L’amministrazione Trump prepara dazi del 107% sulla pasta da gennaio 2026, dopo quelli sul vino. L’export vinicolo italiano verso gli USA è calato del 26% a luglio. Edoardo Freddi, CEO di Edoardo Freddi International, invita a non temere: il Made in Italy resta forte e questa sfida può trasformarsi in opportunità investendo in qualità e comunicazione.

Dopo i dazi sul vino, ora l’amministrazione Trump si prepara a imporre tariffe del 107% sulla pasta, a partire da gennaio 2026.

Una mossa vista con preoccupazione ma che non deve spaventare, come sottolinea Edoardo Freddi, CEO di Edoardo Freddi International, tra i principali esportatori di vino italiano nel mondo:

“I dazi americani e il calo dell’export vinicolo di luglio verso gli USA sono un campanello d’allarme che non possiamo ignorare, ma non devono spaventarci: sono solo l’effetto di un fisiologico momento di assestamento, tipico di ogni cambiamento così improvviso. L’Italia del vino ha già dimostrato in passato di sapersi reinventare e sono convinto che anche questa volta saprà trasformare una sfida in opportunità. I consumatori americani amano i nostri vini, li cercano, li considerano un’esperienza unica e inimitabile: questo è un capitale che nessun dazio può erodere. In fin dei conti, ogni shock commerciale (come i dazi al 15%) mette sotto pressione, ma non può cancellare interamente la forza di un marchio riconosciuto come il “Made in Italy” nel mondo”.
......
■ Obiettivo dell'esercizio
Prosegui il testo sui dazi americani su vino e pasta, riprendendo subito dopo la sua ultima frase.

■ Informazioni fornite
......
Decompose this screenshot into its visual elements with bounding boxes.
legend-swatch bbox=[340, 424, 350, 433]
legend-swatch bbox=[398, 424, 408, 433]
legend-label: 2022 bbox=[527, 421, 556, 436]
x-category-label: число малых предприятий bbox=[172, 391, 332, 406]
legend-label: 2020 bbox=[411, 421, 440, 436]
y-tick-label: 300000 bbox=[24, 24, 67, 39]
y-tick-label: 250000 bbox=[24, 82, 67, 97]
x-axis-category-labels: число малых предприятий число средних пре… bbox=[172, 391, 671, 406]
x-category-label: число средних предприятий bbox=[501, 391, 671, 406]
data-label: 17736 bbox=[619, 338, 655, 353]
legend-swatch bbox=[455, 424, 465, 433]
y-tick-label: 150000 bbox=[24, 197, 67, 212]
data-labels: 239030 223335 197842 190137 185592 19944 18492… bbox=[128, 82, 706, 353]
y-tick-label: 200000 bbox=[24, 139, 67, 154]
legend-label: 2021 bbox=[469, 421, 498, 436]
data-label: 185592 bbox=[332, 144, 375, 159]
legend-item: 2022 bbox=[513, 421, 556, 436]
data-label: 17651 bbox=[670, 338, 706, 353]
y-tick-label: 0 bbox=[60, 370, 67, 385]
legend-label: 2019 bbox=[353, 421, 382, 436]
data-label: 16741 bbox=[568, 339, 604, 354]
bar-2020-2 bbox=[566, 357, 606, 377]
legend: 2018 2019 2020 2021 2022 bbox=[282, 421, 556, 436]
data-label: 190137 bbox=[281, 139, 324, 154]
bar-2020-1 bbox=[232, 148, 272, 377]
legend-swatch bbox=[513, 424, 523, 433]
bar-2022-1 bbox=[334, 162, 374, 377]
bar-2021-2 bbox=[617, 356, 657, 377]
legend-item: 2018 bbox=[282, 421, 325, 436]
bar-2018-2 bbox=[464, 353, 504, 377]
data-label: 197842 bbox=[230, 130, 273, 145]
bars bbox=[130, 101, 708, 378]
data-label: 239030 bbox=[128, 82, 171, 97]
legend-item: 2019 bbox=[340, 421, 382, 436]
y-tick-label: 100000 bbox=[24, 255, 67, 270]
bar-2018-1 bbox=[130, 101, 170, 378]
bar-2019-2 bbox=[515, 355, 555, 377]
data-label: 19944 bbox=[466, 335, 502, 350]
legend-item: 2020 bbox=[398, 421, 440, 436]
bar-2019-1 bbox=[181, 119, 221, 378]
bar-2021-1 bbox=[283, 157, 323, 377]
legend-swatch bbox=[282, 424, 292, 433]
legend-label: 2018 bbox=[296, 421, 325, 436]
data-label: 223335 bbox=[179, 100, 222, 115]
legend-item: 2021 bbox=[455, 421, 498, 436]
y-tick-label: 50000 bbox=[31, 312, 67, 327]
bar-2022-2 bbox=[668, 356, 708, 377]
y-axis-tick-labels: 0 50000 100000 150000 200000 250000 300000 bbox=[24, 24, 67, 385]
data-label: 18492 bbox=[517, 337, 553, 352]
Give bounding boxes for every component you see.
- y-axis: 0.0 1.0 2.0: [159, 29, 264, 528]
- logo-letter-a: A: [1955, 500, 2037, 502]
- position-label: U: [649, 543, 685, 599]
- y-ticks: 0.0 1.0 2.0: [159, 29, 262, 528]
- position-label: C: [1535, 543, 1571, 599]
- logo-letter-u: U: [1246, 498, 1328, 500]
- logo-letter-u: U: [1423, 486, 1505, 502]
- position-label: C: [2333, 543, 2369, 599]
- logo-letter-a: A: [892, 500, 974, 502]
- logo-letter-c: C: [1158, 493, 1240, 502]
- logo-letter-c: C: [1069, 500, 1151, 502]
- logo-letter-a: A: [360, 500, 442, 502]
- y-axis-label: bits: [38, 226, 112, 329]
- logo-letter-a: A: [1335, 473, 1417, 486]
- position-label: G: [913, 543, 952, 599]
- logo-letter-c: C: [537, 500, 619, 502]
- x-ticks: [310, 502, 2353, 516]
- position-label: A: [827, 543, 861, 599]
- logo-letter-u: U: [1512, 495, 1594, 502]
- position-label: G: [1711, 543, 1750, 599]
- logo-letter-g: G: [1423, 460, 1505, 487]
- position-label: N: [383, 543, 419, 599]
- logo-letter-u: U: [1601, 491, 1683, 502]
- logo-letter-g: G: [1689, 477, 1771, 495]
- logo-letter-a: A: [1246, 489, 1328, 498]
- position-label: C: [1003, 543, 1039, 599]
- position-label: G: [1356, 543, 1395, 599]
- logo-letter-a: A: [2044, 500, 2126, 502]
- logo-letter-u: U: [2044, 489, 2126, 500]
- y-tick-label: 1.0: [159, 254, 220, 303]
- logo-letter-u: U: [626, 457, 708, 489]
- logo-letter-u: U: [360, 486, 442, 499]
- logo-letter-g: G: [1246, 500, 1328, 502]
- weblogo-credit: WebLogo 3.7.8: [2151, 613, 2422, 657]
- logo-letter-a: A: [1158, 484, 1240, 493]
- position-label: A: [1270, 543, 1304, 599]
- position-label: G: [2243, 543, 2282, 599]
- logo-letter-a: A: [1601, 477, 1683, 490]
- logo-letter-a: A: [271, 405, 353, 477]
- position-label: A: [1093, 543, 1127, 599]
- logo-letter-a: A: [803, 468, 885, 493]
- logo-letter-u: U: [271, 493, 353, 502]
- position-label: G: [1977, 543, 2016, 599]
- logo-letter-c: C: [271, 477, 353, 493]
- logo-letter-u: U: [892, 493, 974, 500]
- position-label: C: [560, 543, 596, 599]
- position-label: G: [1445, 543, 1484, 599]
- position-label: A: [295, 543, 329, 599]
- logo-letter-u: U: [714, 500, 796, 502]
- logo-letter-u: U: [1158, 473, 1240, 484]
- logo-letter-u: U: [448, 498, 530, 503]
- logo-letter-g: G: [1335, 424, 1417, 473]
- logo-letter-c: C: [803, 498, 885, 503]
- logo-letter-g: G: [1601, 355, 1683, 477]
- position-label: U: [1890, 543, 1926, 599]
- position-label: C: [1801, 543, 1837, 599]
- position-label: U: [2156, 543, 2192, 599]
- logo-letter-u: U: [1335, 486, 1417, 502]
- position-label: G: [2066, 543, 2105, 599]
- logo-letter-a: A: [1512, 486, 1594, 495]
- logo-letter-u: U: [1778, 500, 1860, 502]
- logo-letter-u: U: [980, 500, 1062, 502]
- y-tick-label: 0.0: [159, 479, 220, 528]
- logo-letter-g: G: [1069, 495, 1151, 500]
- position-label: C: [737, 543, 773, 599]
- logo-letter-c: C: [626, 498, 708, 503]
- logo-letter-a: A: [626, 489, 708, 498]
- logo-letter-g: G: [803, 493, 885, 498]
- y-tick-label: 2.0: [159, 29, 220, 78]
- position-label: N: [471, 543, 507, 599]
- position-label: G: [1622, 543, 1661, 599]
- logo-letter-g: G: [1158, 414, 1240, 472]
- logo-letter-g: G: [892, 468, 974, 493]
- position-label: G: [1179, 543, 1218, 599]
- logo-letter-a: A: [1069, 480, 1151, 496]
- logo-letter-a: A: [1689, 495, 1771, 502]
......
■ Area risposta
Commentando il calo del 26% dell’export vinicolo italiano verso gli Usa registrato a luglio, secondo i dati UIV, Edoardo Freddi continua:

“Oggi occorre lucidità: comprendere come evolveranno davvero le dinamiche, calibrare strategie, innovare nelle proposte e comunicare ancora meglio i valori che rendono il nostro vino irresistibile. Non è il momento della paura ma della visione: chi investirà adesso in qualità, distribuzione e brand identity, sarà il primo a beneficiare del ritorno alla normalità. L’Italia del vino non arretra: si riorganizza, guarda avanti e prepara la prossima fase di crescita con fiducia”, ha concluso Edoardo Freddi, CEO di Edoardo Freddi International.


Punti chiave

  1. Dazi del 107% sulla pasta italiana previsti da gennaio 2026 dall’amministrazione Trump dopo le tariffe sul vino.
  2. Export vinicolo italiano crollato del 26% verso gli USA a luglio secondo i dati UIV.
  3. Made in Italy irresistibile: i consumatori americani amano i prodotti italiani, capitale che nessun dazio può cancellare.
  4. Investire ora in qualità e brand identity per essere pronti al ritorno alla normalità del mercato.
  5. Momento di riorganizzazione: l’Italia del vino non arretra ma guarda avanti con fiducia e visione strategica.